Deus vult?

Nach langer Zeit

sehe ich mich veranlaßt, mir mal wieder Einiges „von der Seele“ schreiben zu müßen. Doch vorab eine (kurze) Erklärung des Titels. Oder wohl eher Übersetzung aus dem Latein: Deus vult! war das Motto des ersten Kreuzzuges — einer an Grauslichkeit und Grausamkeit schwer zu überbietenden Aktion, welche von Papst Urban II durch dessen Predigt am 27.November 1095 bei der Synode von Clermont ins Leben gerufen wurde — und heißt nichts Anderes als: „Gott will es!“ Wobei die Menschen im Jahre 1095 auch schon nicht mehr richtig Latein konnten und es zu einem „Deus lo vult!“ verbogen …

Ich habe dieses Motto einfach geklaut und als Frage formuliert: „Gott will es [so]?

Zur Sache!

Ich stelle immer öfter fest, daß ein — für meine Verhältnisse und Erwartungen — normaler Diskurs kaum mehr möglich ist, da Vernunft und Logik gegen das „Credo“ (ja, schon wieder Latein: „Ich glaube!“ — so ein Angeber!) Vieler einfach machtlos sind.
Und sowohl Wissen als auch Denken wird heute offenbar auf ALLEN Seiten immer mehr durch Glauben ersetzt. Womit ich nicht den Glauben im religiösen Sinne meine, sondern einfach den einzementierten Standpunkt:

„Ich will das jetzt so glauben, auch wenn es unlogisch/sinnfrei/was-auch-immer ist“

Dazu gehören Verschwörungstheorien ebenso wie Umweltfragen, Meinungen zu diversen Skandalen und Ausschüssen, oder die E-Mobilität, die da mit einer Inbrunst und Überzeugung ohne Denken behauptet bzw. eben geglaubt werden, welche durchaus erschreckend ist.

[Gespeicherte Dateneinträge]
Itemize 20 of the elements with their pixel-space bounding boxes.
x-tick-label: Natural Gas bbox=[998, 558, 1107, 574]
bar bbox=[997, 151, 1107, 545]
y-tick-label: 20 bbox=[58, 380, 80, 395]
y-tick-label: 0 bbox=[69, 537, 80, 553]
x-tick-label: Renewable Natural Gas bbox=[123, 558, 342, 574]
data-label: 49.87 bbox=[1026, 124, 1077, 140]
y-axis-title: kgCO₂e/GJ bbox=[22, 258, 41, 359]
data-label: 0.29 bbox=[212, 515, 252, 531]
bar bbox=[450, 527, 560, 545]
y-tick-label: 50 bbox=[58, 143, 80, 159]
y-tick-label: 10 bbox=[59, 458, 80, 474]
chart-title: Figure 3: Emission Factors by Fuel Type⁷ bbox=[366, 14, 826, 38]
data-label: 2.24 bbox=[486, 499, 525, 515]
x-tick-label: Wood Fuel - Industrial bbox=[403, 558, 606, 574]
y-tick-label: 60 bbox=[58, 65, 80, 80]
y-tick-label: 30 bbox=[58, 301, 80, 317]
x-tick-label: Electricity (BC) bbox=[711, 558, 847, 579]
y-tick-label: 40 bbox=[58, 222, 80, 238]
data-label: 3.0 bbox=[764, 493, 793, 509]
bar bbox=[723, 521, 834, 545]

## [Aufgabe]
Schreibe den Beitrag „Deus vult?“ über Glauben anstelle von Denken im Anschluss an seinen letzten Satz weiter.

## [Erwartete Antwort]
Erschreckend insofern, da dies zeigt, daß offenbar in den letzten Jahrzehnten die Fähigkeit des einzelnen Individuums zum kritischen Denken nahezu völlig atrophiert ist.
Dies liegt meines Erachtens nach durchaus daran, dass diverse Bildungsreformen — unter dem Deckmantel von „Chancengleichheit“ und „Recht auf Bildung“ — systematisch Lehrpläne nach unten nivelliert und das grundsätzliche Lehrziel von der Fähigkeit des „Verstehens“ zu einem „Reproduzieren“ des Lernstoffes gewandelt wurde. Frei nach dem (nicht latinisierten) Motto:

Besser den Namen tanzen zu können als Zusammenhänge zu verstehen!

Zyniker mögen jetzt einwenden: Gut, aber leichter zu regieren ist so ein Völkchen alle Male.